_YOUR TASK:_
Copy out all the lines where "个分支机构" shows up.

_PROVIDED RECORDS:_
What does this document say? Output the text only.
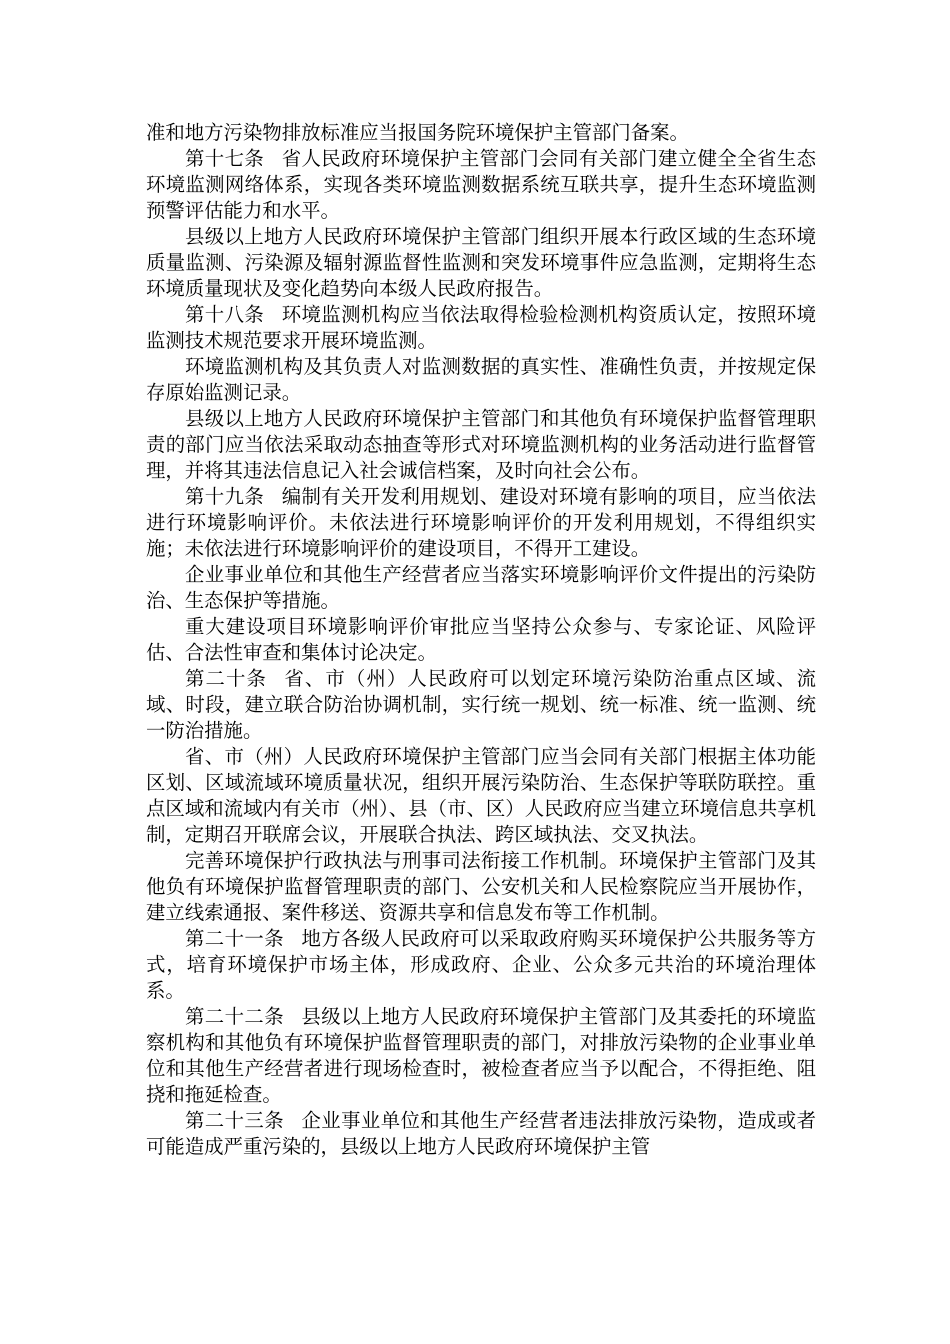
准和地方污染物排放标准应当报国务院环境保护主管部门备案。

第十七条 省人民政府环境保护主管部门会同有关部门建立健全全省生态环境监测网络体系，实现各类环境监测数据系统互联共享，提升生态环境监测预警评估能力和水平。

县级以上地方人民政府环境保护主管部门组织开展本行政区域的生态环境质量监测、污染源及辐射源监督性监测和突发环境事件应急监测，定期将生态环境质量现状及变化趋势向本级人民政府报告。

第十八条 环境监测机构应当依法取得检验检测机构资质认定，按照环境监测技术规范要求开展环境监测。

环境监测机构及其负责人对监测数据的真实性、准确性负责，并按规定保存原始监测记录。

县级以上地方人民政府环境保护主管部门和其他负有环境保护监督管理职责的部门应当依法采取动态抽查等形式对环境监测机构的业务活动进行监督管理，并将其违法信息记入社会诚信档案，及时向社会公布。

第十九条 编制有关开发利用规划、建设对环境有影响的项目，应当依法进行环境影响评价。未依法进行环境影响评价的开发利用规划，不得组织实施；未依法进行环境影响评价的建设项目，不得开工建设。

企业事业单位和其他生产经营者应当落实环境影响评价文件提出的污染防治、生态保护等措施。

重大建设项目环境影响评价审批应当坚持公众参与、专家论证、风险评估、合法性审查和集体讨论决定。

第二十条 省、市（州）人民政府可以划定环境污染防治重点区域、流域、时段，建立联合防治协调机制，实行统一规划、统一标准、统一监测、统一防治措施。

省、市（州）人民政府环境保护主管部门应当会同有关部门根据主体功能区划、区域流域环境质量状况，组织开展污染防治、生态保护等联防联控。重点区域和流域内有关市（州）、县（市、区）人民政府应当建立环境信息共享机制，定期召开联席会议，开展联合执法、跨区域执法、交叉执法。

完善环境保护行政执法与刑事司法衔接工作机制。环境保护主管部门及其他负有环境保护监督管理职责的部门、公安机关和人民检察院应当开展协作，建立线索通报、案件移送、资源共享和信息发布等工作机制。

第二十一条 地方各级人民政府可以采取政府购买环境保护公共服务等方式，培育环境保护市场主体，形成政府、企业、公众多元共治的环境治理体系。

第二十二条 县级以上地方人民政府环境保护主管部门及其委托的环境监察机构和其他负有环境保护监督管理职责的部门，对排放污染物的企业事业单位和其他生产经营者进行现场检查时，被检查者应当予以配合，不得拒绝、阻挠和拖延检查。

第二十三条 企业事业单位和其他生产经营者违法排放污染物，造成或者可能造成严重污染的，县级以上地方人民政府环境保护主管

==

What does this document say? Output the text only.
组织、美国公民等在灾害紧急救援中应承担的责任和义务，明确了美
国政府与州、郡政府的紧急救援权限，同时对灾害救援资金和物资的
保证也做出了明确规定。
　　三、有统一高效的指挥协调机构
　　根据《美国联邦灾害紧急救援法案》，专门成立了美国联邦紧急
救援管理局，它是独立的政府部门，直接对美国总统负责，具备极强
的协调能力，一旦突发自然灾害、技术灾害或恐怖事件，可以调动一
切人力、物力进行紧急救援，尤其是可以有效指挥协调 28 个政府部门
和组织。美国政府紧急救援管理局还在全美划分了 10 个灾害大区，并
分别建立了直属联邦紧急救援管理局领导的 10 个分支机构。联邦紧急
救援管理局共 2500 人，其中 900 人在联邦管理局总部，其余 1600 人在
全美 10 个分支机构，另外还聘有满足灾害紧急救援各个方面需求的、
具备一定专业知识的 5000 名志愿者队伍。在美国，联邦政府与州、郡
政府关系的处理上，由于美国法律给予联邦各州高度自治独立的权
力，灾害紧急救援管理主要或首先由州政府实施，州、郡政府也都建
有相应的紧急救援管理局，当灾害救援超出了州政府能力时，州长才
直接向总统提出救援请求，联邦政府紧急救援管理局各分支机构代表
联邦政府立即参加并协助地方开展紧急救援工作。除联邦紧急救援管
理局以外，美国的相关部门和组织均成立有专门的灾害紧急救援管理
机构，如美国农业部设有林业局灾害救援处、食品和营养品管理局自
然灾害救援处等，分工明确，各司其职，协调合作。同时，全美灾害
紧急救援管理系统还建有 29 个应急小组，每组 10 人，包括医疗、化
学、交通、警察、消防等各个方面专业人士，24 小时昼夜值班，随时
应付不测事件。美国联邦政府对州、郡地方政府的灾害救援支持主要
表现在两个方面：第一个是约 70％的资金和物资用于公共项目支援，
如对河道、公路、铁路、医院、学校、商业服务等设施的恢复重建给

_FULL ANSWER:_
分别建立了直属联邦紧急救援管理局领导的 10 个分支机构。联邦紧急
全美 10 个分支机构，另外还聘有满足灾害紧急救援各个方面需求的、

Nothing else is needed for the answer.